DIRECTIONS FOR THIS TASK>
Check each line of the material. Copy those containing "name".

Chart and figure data
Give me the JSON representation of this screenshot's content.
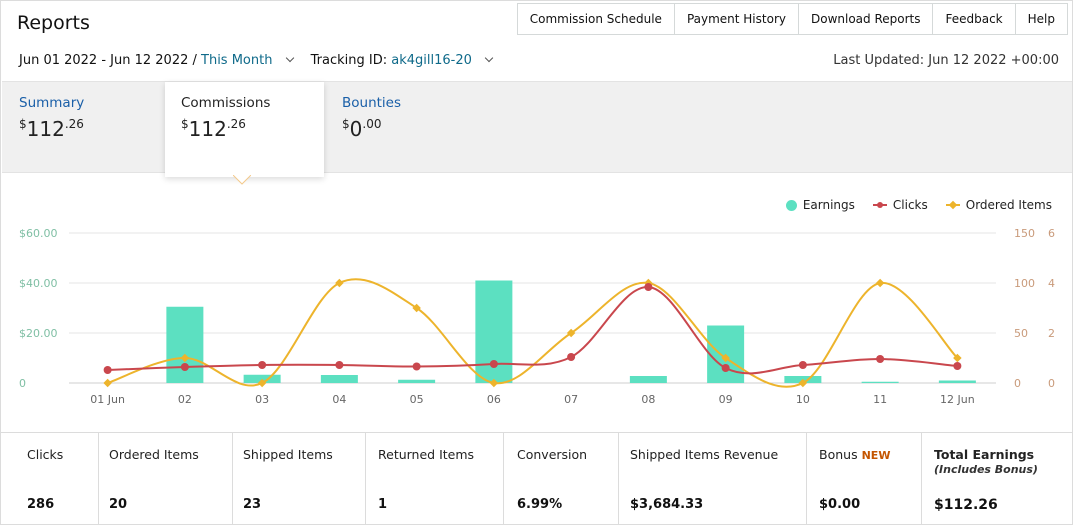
{
  "header": {
    "title": "Reports",
    "nav": [
      "Commission Schedule",
      "Payment History",
      "Download Reports",
      "Feedback",
      "Help"
    ]
  },
  "filters": {
    "date_range": "Jun 01 2022 - Jun 12 2022 /",
    "period": "This Month",
    "tracking_label": "Tracking ID:",
    "tracking_id": "ak4gill16-20",
    "last_updated": "Last Updated: Jun 12 2022 +00:00"
  },
  "tabs": [
    {
      "label": "Summary",
      "currency": "$",
      "whole": "112",
      "cents": ".26"
    },
    {
      "label": "Commissions",
      "currency": "$",
      "whole": "112",
      "cents": ".26"
    },
    {
      "label": "Bounties",
      "currency": "$",
      "whole": "0",
      "cents": ".00"
    }
  ],
  "chart_data": {
    "type": "bar",
    "categories": [
      "01 Jun",
      "02",
      "03",
      "04",
      "05",
      "06",
      "07",
      "08",
      "09",
      "10",
      "11",
      "12 Jun"
    ],
    "left_ticks": [
      "$60.00",
      "$40.00",
      "$20.00",
      "0"
    ],
    "right_ticks_clicks": [
      "150",
      "100",
      "50",
      "0"
    ],
    "right_ticks_items": [
      "6",
      "4",
      "2",
      "0"
    ],
    "ylim_earnings": [
      0,
      60
    ],
    "ylim_clicks": [
      0,
      150
    ],
    "ylim_items": [
      0,
      6
    ],
    "legend_position": "top-right",
    "series": [
      {
        "name": "Earnings",
        "type": "bar",
        "color": "#5ce0c1",
        "values": [
          0,
          30.5,
          3.3,
          3.2,
          1.3,
          41,
          0,
          2.8,
          23,
          2.8,
          0.5,
          1.0
        ]
      },
      {
        "name": "Clicks",
        "type": "line",
        "color": "#c9474d",
        "values": [
          13,
          16,
          18,
          18,
          16.5,
          19,
          26,
          96,
          15,
          18,
          24,
          17
        ]
      },
      {
        "name": "Ordered Items",
        "type": "line",
        "color": "#edb42c",
        "values": [
          0,
          1,
          0,
          4,
          3,
          0,
          2,
          4,
          1,
          0,
          4,
          1
        ]
      }
    ]
  },
  "stats": [
    {
      "label": "Clicks",
      "value": "286"
    },
    {
      "label": "Ordered Items",
      "value": "20"
    },
    {
      "label": "Shipped Items",
      "value": "23"
    },
    {
      "label": "Returned Items",
      "value": "1"
    },
    {
      "label": "Conversion",
      "value": "6.99%"
    },
    {
      "label": "Shipped Items Revenue",
      "value": "$3,684.33"
    },
    {
      "label": "Bonus",
      "badge": "NEW",
      "value": "$0.00"
    },
    {
      "label": "Total Earnings",
      "sub": "(Includes Bonus)",
      "value": "$112.26"
    }
  ]
}
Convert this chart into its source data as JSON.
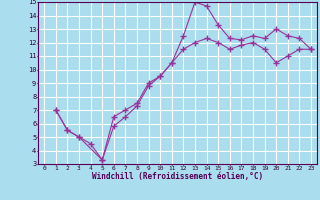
{
  "xlabel": "Windchill (Refroidissement éolien,°C)",
  "xlim": [
    -0.5,
    23.5
  ],
  "ylim": [
    3,
    15
  ],
  "xticks": [
    0,
    1,
    2,
    3,
    4,
    5,
    6,
    7,
    8,
    9,
    10,
    11,
    12,
    13,
    14,
    15,
    16,
    17,
    18,
    19,
    20,
    21,
    22,
    23
  ],
  "yticks": [
    3,
    4,
    5,
    6,
    7,
    8,
    9,
    10,
    11,
    12,
    13,
    14,
    15
  ],
  "line_color": "#993399",
  "bg_color": "#aaddee",
  "grid_color": "#ffffff",
  "line1_x": [
    1,
    2,
    3,
    4,
    5,
    6,
    7,
    8,
    9,
    10,
    11,
    12,
    13,
    14,
    15,
    16,
    17,
    18,
    19,
    20,
    21,
    22,
    23
  ],
  "line1_y": [
    7.0,
    5.5,
    5.0,
    4.5,
    3.3,
    6.5,
    7.0,
    7.5,
    9.0,
    9.5,
    10.5,
    12.5,
    15.0,
    14.7,
    13.3,
    12.3,
    12.2,
    12.5,
    12.3,
    13.0,
    12.5,
    12.3,
    11.5
  ],
  "line2_x": [
    1,
    2,
    3,
    5,
    6,
    7,
    8,
    9,
    10,
    11,
    12,
    13,
    14,
    15,
    16,
    17,
    18,
    19,
    20,
    21,
    22,
    23
  ],
  "line2_y": [
    7.0,
    5.5,
    5.0,
    3.3,
    5.8,
    6.5,
    7.3,
    8.8,
    9.5,
    10.5,
    11.5,
    12.0,
    12.3,
    12.0,
    11.5,
    11.8,
    12.0,
    11.5,
    10.5,
    11.0,
    11.5,
    11.5
  ]
}
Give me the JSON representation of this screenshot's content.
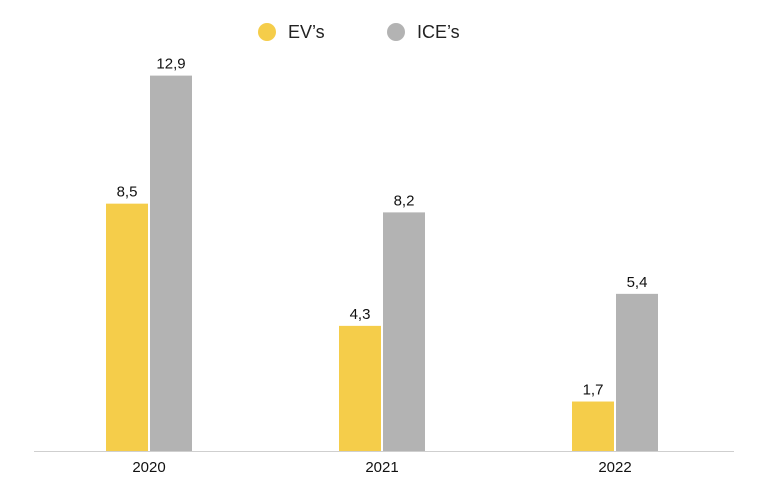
{
  "colors": {
    "ev": "#F5CD4A",
    "ice": "#B3B3B3",
    "axis": "#CFCFCF"
  },
  "legend": {
    "ev_label": "EV’s",
    "ice_label": "ICE’s"
  },
  "chart_data": {
    "type": "bar",
    "title": "",
    "xlabel": "",
    "ylabel": "",
    "categories": [
      "2020",
      "2021",
      "2022"
    ],
    "series": [
      {
        "name": "EV’s",
        "values": [
          8.5,
          4.3,
          1.7
        ],
        "labels": [
          "8,5",
          "4,3",
          "1,7"
        ]
      },
      {
        "name": "ICE’s",
        "values": [
          12.9,
          8.2,
          5.4
        ],
        "labels": [
          "12,9",
          "8,2",
          "5,4"
        ]
      }
    ],
    "ylim": [
      0,
      14
    ],
    "grid": false,
    "legend_position": "top-center"
  }
}
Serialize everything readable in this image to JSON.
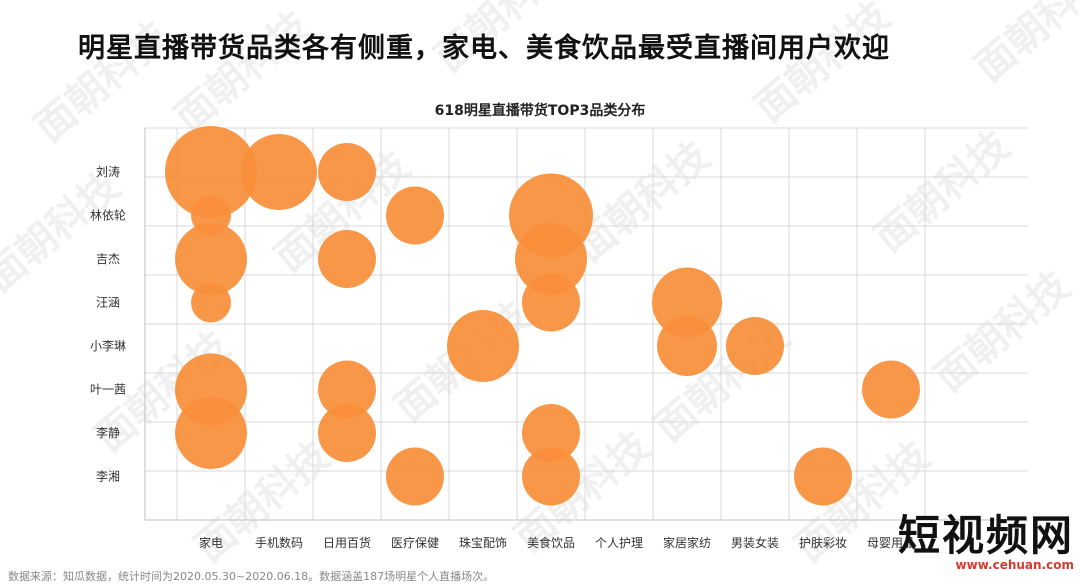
{
  "headline": "明星直播带货品类各有侧重，家电、美食饮品最受直播间用户欢迎",
  "footer": "数据来源：知瓜数据，统计时间为2020.05.30~2020.06.18。数据涵盖187场明星个人直播场次。",
  "watermark": "面朝科技",
  "logo": {
    "main": "短视频网",
    "sub": "www.cehuan.com"
  },
  "colors": {
    "bubble": "#F98E3A",
    "grid": "#d9d9d9"
  },
  "chart_data": {
    "type": "scatter",
    "subtype": "bubble",
    "title": "618明星直播带货TOP3品类分布",
    "x_categories": [
      "家电",
      "手机数码",
      "日用百货",
      "医疗保健",
      "珠宝配饰",
      "美食饮品",
      "个人护理",
      "家居家纺",
      "男装女装",
      "护肤彩妆",
      "母婴用品"
    ],
    "y_categories": [
      "刘涛",
      "林依轮",
      "吉杰",
      "汪涵",
      "小李琳",
      "叶一茜",
      "李静",
      "李湘"
    ],
    "grid": true,
    "points": [
      {
        "x": "家电",
        "y": "刘涛",
        "size": 4.6
      },
      {
        "x": "手机数码",
        "y": "刘涛",
        "size": 3.8
      },
      {
        "x": "日用百货",
        "y": "刘涛",
        "size": 2.9
      },
      {
        "x": "家电",
        "y": "林依轮",
        "size": 2.0
      },
      {
        "x": "医疗保健",
        "y": "林依轮",
        "size": 2.9
      },
      {
        "x": "美食饮品",
        "y": "林依轮",
        "size": 4.2
      },
      {
        "x": "家电",
        "y": "吉杰",
        "size": 3.6
      },
      {
        "x": "日用百货",
        "y": "吉杰",
        "size": 2.9
      },
      {
        "x": "美食饮品",
        "y": "吉杰",
        "size": 3.6
      },
      {
        "x": "家电",
        "y": "汪涵",
        "size": 2.0
      },
      {
        "x": "美食饮品",
        "y": "汪涵",
        "size": 2.9
      },
      {
        "x": "家居家纺",
        "y": "汪涵",
        "size": 3.5
      },
      {
        "x": "珠宝配饰",
        "y": "小李琳",
        "size": 3.6
      },
      {
        "x": "家居家纺",
        "y": "小李琳",
        "size": 3.0
      },
      {
        "x": "男装女装",
        "y": "小李琳",
        "size": 2.9
      },
      {
        "x": "家电",
        "y": "叶一茜",
        "size": 3.6
      },
      {
        "x": "日用百货",
        "y": "叶一茜",
        "size": 2.9
      },
      {
        "x": "母婴用品",
        "y": "叶一茜",
        "size": 2.9
      },
      {
        "x": "家电",
        "y": "李静",
        "size": 3.6
      },
      {
        "x": "日用百货",
        "y": "李静",
        "size": 2.9
      },
      {
        "x": "美食饮品",
        "y": "李静",
        "size": 2.9
      },
      {
        "x": "医疗保健",
        "y": "李湘",
        "size": 2.9
      },
      {
        "x": "美食饮品",
        "y": "李湘",
        "size": 2.9
      },
      {
        "x": "护肤彩妆",
        "y": "李湘",
        "size": 2.9
      }
    ]
  }
}
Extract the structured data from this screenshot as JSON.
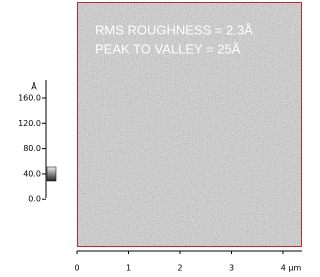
{
  "image": {
    "annotations": [
      "RMS ROUGHNESS = 2.3Å",
      "PEAK TO VALLEY = 25Å"
    ]
  },
  "x_axis": {
    "ticks": [
      "0",
      "1",
      "2",
      "3",
      "4 µm"
    ]
  },
  "colorbar": {
    "unit": "Å",
    "ticks": [
      "160.0",
      "120.0",
      "80.0",
      "40.0",
      "0.0"
    ]
  }
}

CORRECT ANSWER>
        "name": "Earnings",
        "name": "Clicks",
        "name": "Ordered Items",
        "name": "EV’s",
        "name": "ICE’s",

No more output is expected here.